Search the listing below for the string "page" and copy every line where it occurs.

> _Supplied data_
- - -
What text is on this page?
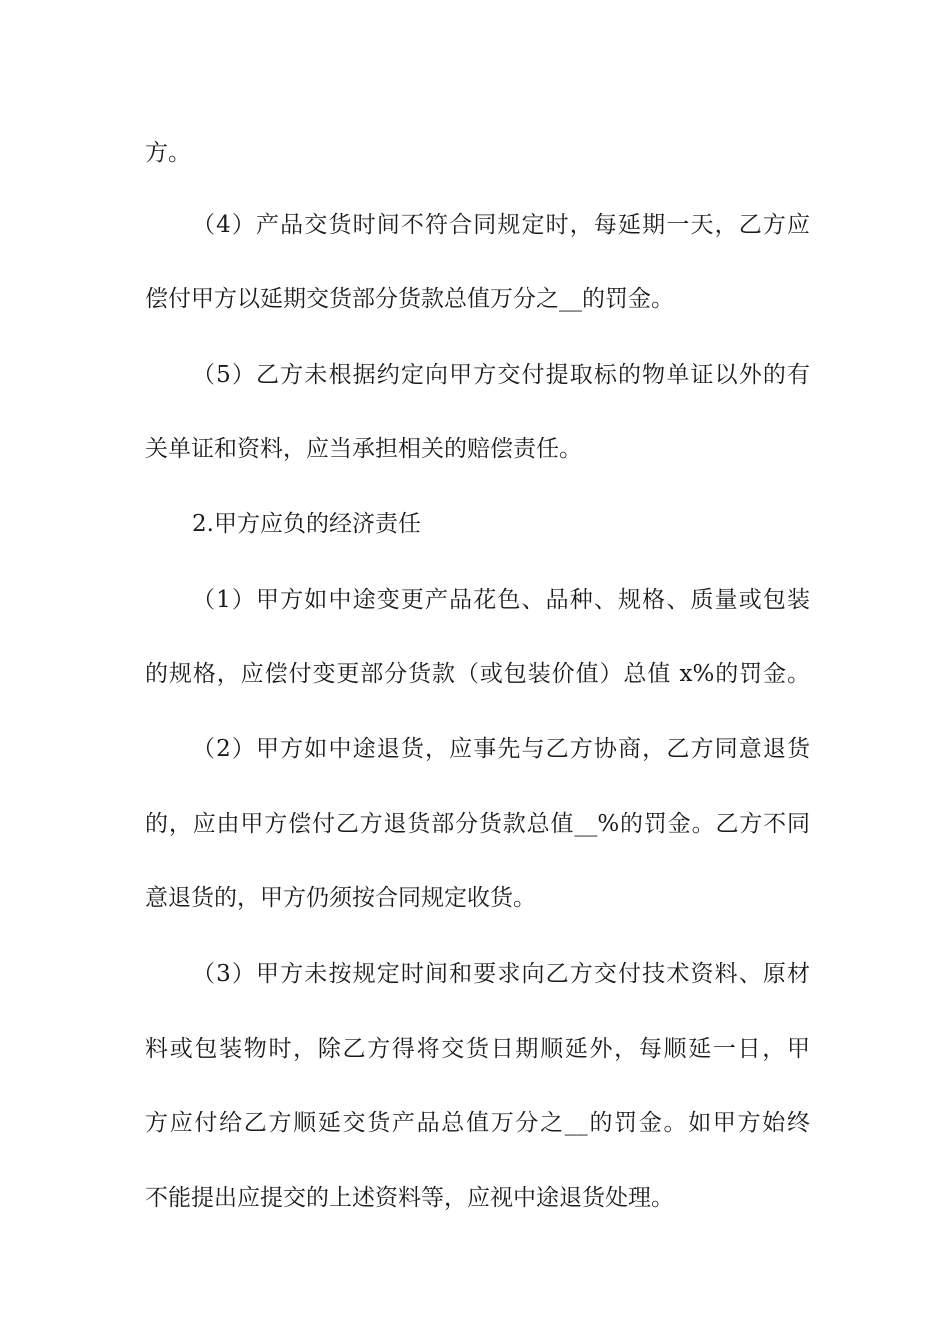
方。
（4）产品交货时间不符合同规定时，每延期一天，乙方应
偿付甲方以延期交货部分货款总值万分之__的罚金。
（5）乙方未根据约定向甲方交付提取标的物单证以外的有
关单证和资料，应当承担相关的赔偿责任。
2.甲方应负的经济责任
（1）甲方如中途变更产品花色、品种、规格、质量或包装
的规格，应偿付变更部分货款（或包装价值）总值 x%的罚金。
（2）甲方如中途退货，应事先与乙方协商，乙方同意退货
的，应由甲方偿付乙方退货部分货款总值__%的罚金。乙方不同
意退货的，甲方仍须按合同规定收货。
（3）甲方未按规定时间和要求向乙方交付技术资料、原材
料或包装物时，除乙方得将交货日期顺延外，每顺延一日，甲
方应付给乙方顺延交货产品总值万分之__的罚金。如甲方始终
不能提出应提交的上述资料等，应视中途退货处理。
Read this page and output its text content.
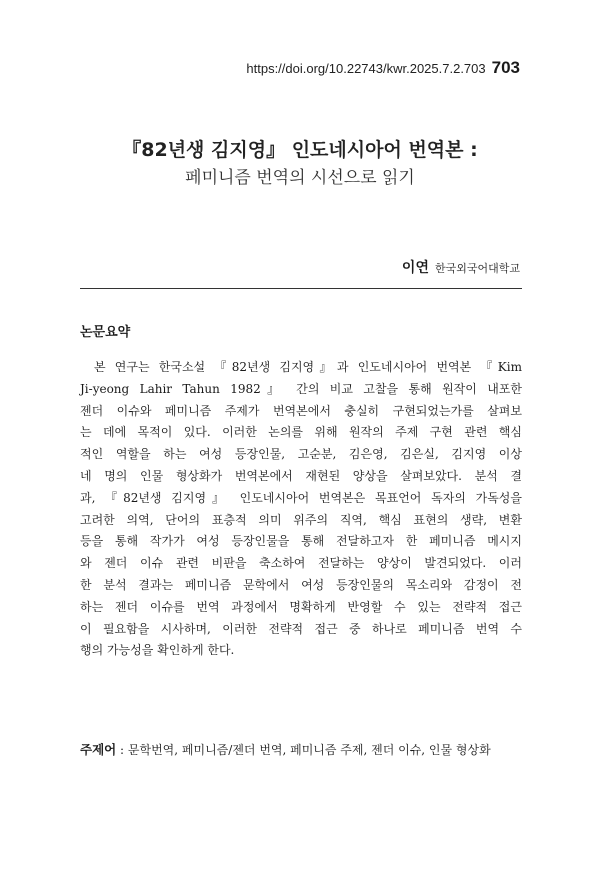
https://doi.org/10.22743/kwr.2025.7.2.703 703
『82년생 김지영』 인도네시아어 번역본 :
페미니즘 번역의 시선으로 읽기
이연 한국외국어대학교
논문요약
본 연구는 한국소설 『82년생 김지영』과 인도네시아어 번역본 『Kim
Ji-yeong Lahir Tahun 1982』 간의 비교 고찰을 통해 원작이 내포한
젠더 이슈와 페미니즘 주제가 번역본에서 충실히 구현되었는가를 살펴보
는 데에 목적이 있다. 이러한 논의를 위해 원작의 주제 구현 관련 핵심
적인 역할을 하는 여성 등장인물, 고순분, 김은영, 김은실, 김지영 이상
네 명의 인물 형상화가 번역본에서 재현된 양상을 살펴보았다. 분석 결
과, 『82년생 김지영』 인도네시아어 번역본은 목표언어 독자의 가독성을
고려한 의역, 단어의 표층적 의미 위주의 직역, 핵심 표현의 생략, 변환
등을 통해 작가가 여성 등장인물을 통해 전달하고자 한 페미니즘 메시지
와 젠더 이슈 관련 비판을 축소하여 전달하는 양상이 발견되었다. 이러
한 분석 결과는 페미니즘 문학에서 여성 등장인물의 목소리와 감정이 전
하는 젠더 이슈를 번역 과정에서 명확하게 반영할 수 있는 전략적 접근
이 필요함을 시사하며, 이러한 전략적 접근 중 하나로 페미니즘 번역 수
행의 가능성을 확인하게 한다.
주제어 : 문학번역, 페미니즘/젠더 번역, 페미니즘 주제, 젠더 이슈, 인물 형상화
- - -
> _Worked solution_
What text is on this page?
Read this page and output its text content.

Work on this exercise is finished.